◆ Records to process ◆
______________________________

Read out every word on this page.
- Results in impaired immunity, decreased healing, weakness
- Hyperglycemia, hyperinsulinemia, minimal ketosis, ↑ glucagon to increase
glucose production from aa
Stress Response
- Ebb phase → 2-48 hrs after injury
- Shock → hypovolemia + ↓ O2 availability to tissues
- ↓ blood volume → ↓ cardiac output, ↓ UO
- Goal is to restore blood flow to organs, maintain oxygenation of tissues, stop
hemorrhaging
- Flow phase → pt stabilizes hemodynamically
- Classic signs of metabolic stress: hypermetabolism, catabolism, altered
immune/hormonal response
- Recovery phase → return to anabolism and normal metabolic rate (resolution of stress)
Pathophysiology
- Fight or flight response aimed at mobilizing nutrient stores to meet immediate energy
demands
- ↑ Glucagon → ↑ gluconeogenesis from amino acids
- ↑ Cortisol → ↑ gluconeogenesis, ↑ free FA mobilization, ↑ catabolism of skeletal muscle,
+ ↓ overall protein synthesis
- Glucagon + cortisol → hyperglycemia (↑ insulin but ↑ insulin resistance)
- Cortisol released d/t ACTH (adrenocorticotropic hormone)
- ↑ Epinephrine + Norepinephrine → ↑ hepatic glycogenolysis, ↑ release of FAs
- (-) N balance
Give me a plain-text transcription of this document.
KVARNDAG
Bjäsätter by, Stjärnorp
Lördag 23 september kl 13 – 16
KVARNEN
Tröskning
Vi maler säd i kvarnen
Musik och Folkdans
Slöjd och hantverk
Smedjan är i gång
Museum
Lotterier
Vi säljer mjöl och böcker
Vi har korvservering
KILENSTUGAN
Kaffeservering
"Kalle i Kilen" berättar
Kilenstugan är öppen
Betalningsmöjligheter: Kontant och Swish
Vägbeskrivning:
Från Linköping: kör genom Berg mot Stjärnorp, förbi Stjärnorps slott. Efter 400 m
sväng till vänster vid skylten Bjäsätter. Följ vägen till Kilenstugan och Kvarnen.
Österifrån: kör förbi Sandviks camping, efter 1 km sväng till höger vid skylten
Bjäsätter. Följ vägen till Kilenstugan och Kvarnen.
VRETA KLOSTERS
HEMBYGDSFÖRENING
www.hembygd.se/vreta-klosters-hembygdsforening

______________________________

◆ What the task asks ◆
Output a faithful copy of every entry, keeping each line as written.

◆ Result of the exercise ◆
Read out every word on this page.
- Results in impaired immunity, decreased healing, weakness
- Hyperglycemia, hyperinsulinemia, minimal ketosis, ↑ glucagon to increase
glucose production from aa
Stress Response
- Ebb phase → 2-48 hrs after injury
- Shock → hypovolemia + ↓ O2 availability to tissues
- ↓ blood volume → ↓ cardiac output, ↓ UO
- Goal is to restore blood flow to organs, maintain oxygenation of tissues, stop
hemorrhaging
- Flow phase → pt stabilizes hemodynamically
- Classic signs of metabolic stress: hypermetabolism, catabolism, altered
immune/hormonal response
- Recovery phase → return to anabolism and normal metabolic rate (resolution of stress)
Pathophysiology
- Fight or flight response aimed at mobilizing nutrient stores to meet immediate energy
demands
- ↑ Glucagon → ↑ gluconeogenesis from amino acids
- ↑ Cortisol → ↑ gluconeogenesis, ↑ free FA mobilization, ↑ catabolism of skeletal muscle,
+ ↓ overall protein synthesis
- Glucagon + cortisol → hyperglycemia (↑ insulin but ↑ insulin resistance)
- Cortisol released d/t ACTH (adrenocorticotropic hormone)
- ↑ Epinephrine + Norepinephrine → ↑ hepatic glycogenolysis, ↑ release of FAs
- (-) N balance
Give me a plain-text transcription of this document.
KVARNDAG
Bjäsätter by, Stjärnorp
Lördag 23 september kl 13 – 16
KVARNEN
Tröskning
Vi maler säd i kvarnen
Musik och Folkdans
Slöjd och hantverk
Smedjan är i gång
Museum
Lotterier
Vi säljer mjöl och böcker
Vi har korvservering
KILENSTUGAN
Kaffeservering
"Kalle i Kilen" berättar
Kilenstugan är öppen
Betalningsmöjligheter: Kontant och Swish
Vägbeskrivning:
Från Linköping: kör genom Berg mot Stjärnorp, förbi Stjärnorps slott. Efter 400 m
sväng till vänster vid skylten Bjäsätter. Följ vägen till Kilenstugan och Kvarnen.
Österifrån: kör förbi Sandviks camping, efter 1 km sväng till höger vid skylten
Bjäsätter. Följ vägen till Kilenstugan och Kvarnen.
VRETA KLOSTERS
HEMBYGDSFÖRENING
www.hembygd.se/vreta-klosters-hembygdsforening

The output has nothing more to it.